* _PROBLEM REQUIREMENTS_:
Will you transcribe the entries that follow, exactly and in full?

— start EXCERPTED DATA —

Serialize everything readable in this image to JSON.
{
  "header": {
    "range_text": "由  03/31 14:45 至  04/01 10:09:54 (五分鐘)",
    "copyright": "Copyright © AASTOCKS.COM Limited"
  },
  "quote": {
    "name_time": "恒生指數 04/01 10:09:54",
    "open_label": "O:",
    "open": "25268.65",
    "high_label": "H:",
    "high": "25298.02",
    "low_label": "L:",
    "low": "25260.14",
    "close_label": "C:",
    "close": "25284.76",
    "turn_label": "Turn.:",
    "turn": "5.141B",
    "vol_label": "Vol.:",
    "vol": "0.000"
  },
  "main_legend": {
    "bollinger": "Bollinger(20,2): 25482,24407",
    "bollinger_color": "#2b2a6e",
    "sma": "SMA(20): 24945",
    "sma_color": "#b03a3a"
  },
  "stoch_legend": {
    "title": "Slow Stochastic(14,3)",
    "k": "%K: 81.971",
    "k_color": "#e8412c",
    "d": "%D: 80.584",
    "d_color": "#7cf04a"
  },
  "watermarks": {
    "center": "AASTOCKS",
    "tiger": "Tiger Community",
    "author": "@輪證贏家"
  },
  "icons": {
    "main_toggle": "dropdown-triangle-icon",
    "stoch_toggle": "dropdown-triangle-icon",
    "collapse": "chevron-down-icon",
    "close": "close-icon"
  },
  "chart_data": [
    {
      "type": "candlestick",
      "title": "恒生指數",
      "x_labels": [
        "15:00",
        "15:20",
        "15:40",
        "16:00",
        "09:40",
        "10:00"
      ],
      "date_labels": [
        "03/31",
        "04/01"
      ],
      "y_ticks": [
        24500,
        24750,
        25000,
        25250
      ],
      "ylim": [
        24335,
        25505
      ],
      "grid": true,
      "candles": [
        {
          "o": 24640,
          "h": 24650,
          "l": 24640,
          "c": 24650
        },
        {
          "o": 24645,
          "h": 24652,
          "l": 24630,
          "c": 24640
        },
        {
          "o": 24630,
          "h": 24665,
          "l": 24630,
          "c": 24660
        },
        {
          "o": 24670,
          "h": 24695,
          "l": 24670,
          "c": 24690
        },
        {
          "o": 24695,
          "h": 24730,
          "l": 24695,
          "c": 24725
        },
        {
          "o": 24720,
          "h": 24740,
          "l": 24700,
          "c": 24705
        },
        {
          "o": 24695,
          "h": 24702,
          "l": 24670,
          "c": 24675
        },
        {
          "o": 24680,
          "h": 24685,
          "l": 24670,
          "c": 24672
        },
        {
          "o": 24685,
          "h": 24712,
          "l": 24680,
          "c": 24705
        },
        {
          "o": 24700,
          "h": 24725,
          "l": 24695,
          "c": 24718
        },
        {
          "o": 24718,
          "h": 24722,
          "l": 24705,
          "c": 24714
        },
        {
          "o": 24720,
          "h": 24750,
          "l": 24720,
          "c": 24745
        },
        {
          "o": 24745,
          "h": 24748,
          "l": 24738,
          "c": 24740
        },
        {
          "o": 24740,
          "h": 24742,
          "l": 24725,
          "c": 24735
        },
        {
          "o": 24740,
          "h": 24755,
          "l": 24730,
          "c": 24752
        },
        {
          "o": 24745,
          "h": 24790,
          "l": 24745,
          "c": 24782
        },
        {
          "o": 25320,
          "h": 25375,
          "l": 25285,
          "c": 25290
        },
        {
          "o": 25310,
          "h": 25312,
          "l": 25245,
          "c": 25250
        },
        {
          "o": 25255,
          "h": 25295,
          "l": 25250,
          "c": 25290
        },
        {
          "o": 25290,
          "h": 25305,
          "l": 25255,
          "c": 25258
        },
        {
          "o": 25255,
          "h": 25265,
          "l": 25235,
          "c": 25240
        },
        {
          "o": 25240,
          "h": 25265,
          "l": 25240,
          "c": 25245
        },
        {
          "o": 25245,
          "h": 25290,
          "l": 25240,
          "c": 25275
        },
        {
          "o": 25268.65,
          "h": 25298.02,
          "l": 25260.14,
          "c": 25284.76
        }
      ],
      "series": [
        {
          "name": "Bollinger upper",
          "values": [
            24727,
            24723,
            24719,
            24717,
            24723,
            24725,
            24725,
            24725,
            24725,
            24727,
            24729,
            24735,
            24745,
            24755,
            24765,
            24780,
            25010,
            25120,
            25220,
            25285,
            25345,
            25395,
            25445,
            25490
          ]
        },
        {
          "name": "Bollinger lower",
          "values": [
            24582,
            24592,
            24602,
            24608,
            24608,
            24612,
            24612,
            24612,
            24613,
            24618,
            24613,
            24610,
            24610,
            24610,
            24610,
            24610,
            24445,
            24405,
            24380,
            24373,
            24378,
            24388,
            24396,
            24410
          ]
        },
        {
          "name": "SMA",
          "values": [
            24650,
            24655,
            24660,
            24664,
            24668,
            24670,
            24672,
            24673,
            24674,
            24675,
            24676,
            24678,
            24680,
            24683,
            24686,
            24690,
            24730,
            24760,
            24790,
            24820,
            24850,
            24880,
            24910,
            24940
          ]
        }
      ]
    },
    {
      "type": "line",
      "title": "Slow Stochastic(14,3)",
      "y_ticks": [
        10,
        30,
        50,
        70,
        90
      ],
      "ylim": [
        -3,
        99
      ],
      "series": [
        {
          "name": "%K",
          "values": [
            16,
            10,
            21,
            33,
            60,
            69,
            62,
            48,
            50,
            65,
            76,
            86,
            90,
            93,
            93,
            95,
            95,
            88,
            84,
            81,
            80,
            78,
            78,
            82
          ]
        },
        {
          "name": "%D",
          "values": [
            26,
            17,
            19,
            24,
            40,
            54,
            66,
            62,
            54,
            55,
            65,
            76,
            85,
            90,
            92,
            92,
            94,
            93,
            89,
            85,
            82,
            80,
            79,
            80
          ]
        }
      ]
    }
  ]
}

— end EXCERPTED DATA —

* _REPLY_:
Serialize everything readable in this image to JSON.
{
  "header": {
    "range_text": "由  03/31 14:45 至  04/01 10:09:54 (五分鐘)",
    "copyright": "Copyright © AASTOCKS.COM Limited"
  },
  "quote": {
    "name_time": "恒生指數 04/01 10:09:54",
    "open_label": "O:",
    "open": "25268.65",
    "high_label": "H:",
    "high": "25298.02",
    "low_label": "L:",
    "low": "25260.14",
    "close_label": "C:",
    "close": "25284.76",
    "turn_label": "Turn.:",
    "turn": "5.141B",
    "vol_label": "Vol.:",
    "vol": "0.000"
  },
  "main_legend": {
    "bollinger": "Bollinger(20,2): 25482,24407",
    "bollinger_color": "#2b2a6e",
    "sma": "SMA(20): 24945",
    "sma_color": "#b03a3a"
  },
  "stoch_legend": {
    "title": "Slow Stochastic(14,3)",
    "k": "%K: 81.971",
    "k_color": "#e8412c",
    "d": "%D: 80.584",
    "d_color": "#7cf04a"
  },
  "watermarks": {
    "center": "AASTOCKS",
    "tiger": "Tiger Community",
    "author": "@輪證贏家"
  },
  "icons": {
    "main_toggle": "dropdown-triangle-icon",
    "stoch_toggle": "dropdown-triangle-icon",
    "collapse": "chevron-down-icon",
    "close": "close-icon"
  },
  "chart_data": [
    {
      "type": "candlestick",
      "title": "恒生指數",
      "x_labels": [
        "15:00",
        "15:20",
        "15:40",
        "16:00",
        "09:40",
        "10:00"
      ],
      "date_labels": [
        "03/31",
        "04/01"
      ],
      "y_ticks": [
        24500,
        24750,
        25000,
        25250
      ],
      "ylim": [
        24335,
        25505
      ],
      "grid": true,
      "candles": [
        {
          "o": 24640,
          "h": 24650,
          "l": 24640,
          "c": 24650
        },
        {
          "o": 24645,
          "h": 24652,
          "l": 24630,
          "c": 24640
        },
        {
          "o": 24630,
          "h": 24665,
          "l": 24630,
          "c": 24660
        },
        {
          "o": 24670,
          "h": 24695,
          "l": 24670,
          "c": 24690
        },
        {
          "o": 24695,
          "h": 24730,
          "l": 24695,
          "c": 24725
        },
        {
          "o": 24720,
          "h": 24740,
          "l": 24700,
          "c": 24705
        },
        {
          "o": 24695,
          "h": 24702,
          "l": 24670,
          "c": 24675
        },
        {
          "o": 24680,
          "h": 24685,
          "l": 24670,
          "c": 24672
        },
        {
          "o": 24685,
          "h": 24712,
          "l": 24680,
          "c": 24705
        },
        {
          "o": 24700,
          "h": 24725,
          "l": 24695,
          "c": 24718
        },
        {
          "o": 24718,
          "h": 24722,
          "l": 24705,
          "c": 24714
        },
        {
          "o": 24720,
          "h": 24750,
          "l": 24720,
          "c": 24745
        },
        {
          "o": 24745,
          "h": 24748,
          "l": 24738,
          "c": 24740
        },
        {
          "o": 24740,
          "h": 24742,
          "l": 24725,
          "c": 24735
        },
        {
          "o": 24740,
          "h": 24755,
          "l": 24730,
          "c": 24752
        },
        {
          "o": 24745,
          "h": 24790,
          "l": 24745,
          "c": 24782
        },
        {
          "o": 25320,
          "h": 25375,
          "l": 25285,
          "c": 25290
        },
        {
          "o": 25310,
          "h": 25312,
          "l": 25245,
          "c": 25250
        },
        {
          "o": 25255,
          "h": 25295,
          "l": 25250,
          "c": 25290
        },
        {
          "o": 25290,
          "h": 25305,
          "l": 25255,
          "c": 25258
        },
        {
          "o": 25255,
          "h": 25265,
          "l": 25235,
          "c": 25240
        },
        {
          "o": 25240,
          "h": 25265,
          "l": 25240,
          "c": 25245
        },
        {
          "o": 25245,
          "h": 25290,
          "l": 25240,
          "c": 25275
        },
        {
          "o": 25268.65,
          "h": 25298.02,
          "l": 25260.14,
          "c": 25284.76
        }
      ],
      "series": [
        {
          "name": "Bollinger upper",
          "values": [
            24727,
            24723,
            24719,
            24717,
            24723,
            24725,
            24725,
            24725,
            24725,
            24727,
            24729,
            24735,
            24745,
            24755,
            24765,
            24780,
            25010,
            25120,
            25220,
            25285,
            25345,
            25395,
            25445,
            25490
          ]
        },
        {
          "name": "Bollinger lower",
          "values": [
            24582,
            24592,
            24602,
            24608,
            24608,
            24612,
            24612,
            24612,
            24613,
            24618,
            24613,
            24610,
            24610,
            24610,
            24610,
            24610,
            24445,
            24405,
            24380,
            24373,
            24378,
            24388,
            24396,
            24410
          ]
        },
        {
          "name": "SMA",
          "values": [
            24650,
            24655,
            24660,
            24664,
            24668,
            24670,
            24672,
            24673,
            24674,
            24675,
            24676,
            24678,
            24680,
            24683,
            24686,
            24690,
            24730,
            24760,
            24790,
            24820,
            24850,
            24880,
            24910,
            24940
          ]
        }
      ]
    },
    {
      "type": "line",
      "title": "Slow Stochastic(14,3)",
      "y_ticks": [
        10,
        30,
        50,
        70,
        90
      ],
      "ylim": [
        -3,
        99
      ],
      "series": [
        {
          "name": "%K",
          "values": [
            16,
            10,
            21,
            33,
            60,
            69,
            62,
            48,
            50,
            65,
            76,
            86,
            90,
            93,
            93,
            95,
            95,
            88,
            84,
            81,
            80,
            78,
            78,
            82
          ]
        },
        {
          "name": "%D",
          "values": [
            26,
            17,
            19,
            24,
            40,
            54,
            66,
            62,
            54,
            55,
            65,
            76,
            85,
            90,
            92,
            92,
            94,
            93,
            89,
            85,
            82,
            80,
            79,
            80
          ]
        }
      ]
    }
  ]
}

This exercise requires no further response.